Data provided:
↓

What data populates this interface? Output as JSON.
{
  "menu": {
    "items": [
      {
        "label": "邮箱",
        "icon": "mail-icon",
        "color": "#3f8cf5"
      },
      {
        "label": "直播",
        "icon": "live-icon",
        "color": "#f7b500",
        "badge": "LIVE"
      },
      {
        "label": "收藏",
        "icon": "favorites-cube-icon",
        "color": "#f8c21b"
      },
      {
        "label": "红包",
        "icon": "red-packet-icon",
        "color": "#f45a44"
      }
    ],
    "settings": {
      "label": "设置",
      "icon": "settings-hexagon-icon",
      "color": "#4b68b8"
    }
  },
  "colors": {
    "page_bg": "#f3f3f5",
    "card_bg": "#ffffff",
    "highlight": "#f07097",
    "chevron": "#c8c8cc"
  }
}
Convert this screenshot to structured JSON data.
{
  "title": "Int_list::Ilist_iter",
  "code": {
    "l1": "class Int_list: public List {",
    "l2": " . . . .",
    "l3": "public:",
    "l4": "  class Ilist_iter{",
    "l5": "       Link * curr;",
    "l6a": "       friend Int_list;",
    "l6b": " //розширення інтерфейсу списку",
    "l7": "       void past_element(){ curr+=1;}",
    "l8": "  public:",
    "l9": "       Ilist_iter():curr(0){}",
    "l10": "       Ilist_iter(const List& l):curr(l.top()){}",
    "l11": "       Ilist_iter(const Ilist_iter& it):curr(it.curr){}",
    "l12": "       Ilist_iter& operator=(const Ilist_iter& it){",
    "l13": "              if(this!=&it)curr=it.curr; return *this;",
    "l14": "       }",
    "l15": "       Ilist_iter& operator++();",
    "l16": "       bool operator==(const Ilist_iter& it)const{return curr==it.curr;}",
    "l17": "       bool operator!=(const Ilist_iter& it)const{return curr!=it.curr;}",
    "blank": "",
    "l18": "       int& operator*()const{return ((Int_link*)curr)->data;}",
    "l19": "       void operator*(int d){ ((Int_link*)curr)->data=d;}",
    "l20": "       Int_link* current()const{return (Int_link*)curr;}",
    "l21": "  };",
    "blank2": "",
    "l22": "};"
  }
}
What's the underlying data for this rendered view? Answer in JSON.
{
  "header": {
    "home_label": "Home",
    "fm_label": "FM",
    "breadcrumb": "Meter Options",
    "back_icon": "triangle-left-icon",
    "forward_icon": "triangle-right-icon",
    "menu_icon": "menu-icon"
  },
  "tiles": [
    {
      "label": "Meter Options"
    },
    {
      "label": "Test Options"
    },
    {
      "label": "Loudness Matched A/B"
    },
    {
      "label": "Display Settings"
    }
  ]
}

↑

Repeat every record exactly as written, please.

Exercise result:
What data populates this interface? Output as JSON.
{
  "menu": {
    "items": [
      {
        "label": "邮箱",
        "icon": "mail-icon",
        "color": "#3f8cf5"
      },
      {
        "label": "直播",
        "icon": "live-icon",
        "color": "#f7b500",
        "badge": "LIVE"
      },
      {
        "label": "收藏",
        "icon": "favorites-cube-icon",
        "color": "#f8c21b"
      },
      {
        "label": "红包",
        "icon": "red-packet-icon",
        "color": "#f45a44"
      }
    ],
    "settings": {
      "label": "设置",
      "icon": "settings-hexagon-icon",
      "color": "#4b68b8"
    }
  },
  "colors": {
    "page_bg": "#f3f3f5",
    "card_bg": "#ffffff",
    "highlight": "#f07097",
    "chevron": "#c8c8cc"
  }
}
Convert this screenshot to structured JSON data.
{
  "title": "Int_list::Ilist_iter",
  "code": {
    "l1": "class Int_list: public List {",
    "l2": " . . . .",
    "l3": "public:",
    "l4": "  class Ilist_iter{",
    "l5": "       Link * curr;",
    "l6a": "       friend Int_list;",
    "l6b": " //розширення інтерфейсу списку",
    "l7": "       void past_element(){ curr+=1;}",
    "l8": "  public:",
    "l9": "       Ilist_iter():curr(0){}",
    "l10": "       Ilist_iter(const List& l):curr(l.top()){}",
    "l11": "       Ilist_iter(const Ilist_iter& it):curr(it.curr){}",
    "l12": "       Ilist_iter& operator=(const Ilist_iter& it){",
    "l13": "              if(this!=&it)curr=it.curr; return *this;",
    "l14": "       }",
    "l15": "       Ilist_iter& operator++();",
    "l16": "       bool operator==(const Ilist_iter& it)const{return curr==it.curr;}",
    "l17": "       bool operator!=(const Ilist_iter& it)const{return curr!=it.curr;}",
    "blank": "",
    "l18": "       int& operator*()const{return ((Int_link*)curr)->data;}",
    "l19": "       void operator*(int d){ ((Int_link*)curr)->data=d;}",
    "l20": "       Int_link* current()const{return (Int_link*)curr;}",
    "l21": "  };",
    "blank2": "",
    "l22": "};"
  }
}
What's the underlying data for this rendered view? Answer in JSON.
{
  "header": {
    "home_label": "Home",
    "fm_label": "FM",
    "breadcrumb": "Meter Options",
    "back_icon": "triangle-left-icon",
    "forward_icon": "triangle-right-icon",
    "menu_icon": "menu-icon"
  },
  "tiles": [
    {
      "label": "Meter Options"
    },
    {
      "label": "Test Options"
    },
    {
      "label": "Loudness Matched A/B"
    },
    {
      "label": "Display Settings"
    }
  ]
}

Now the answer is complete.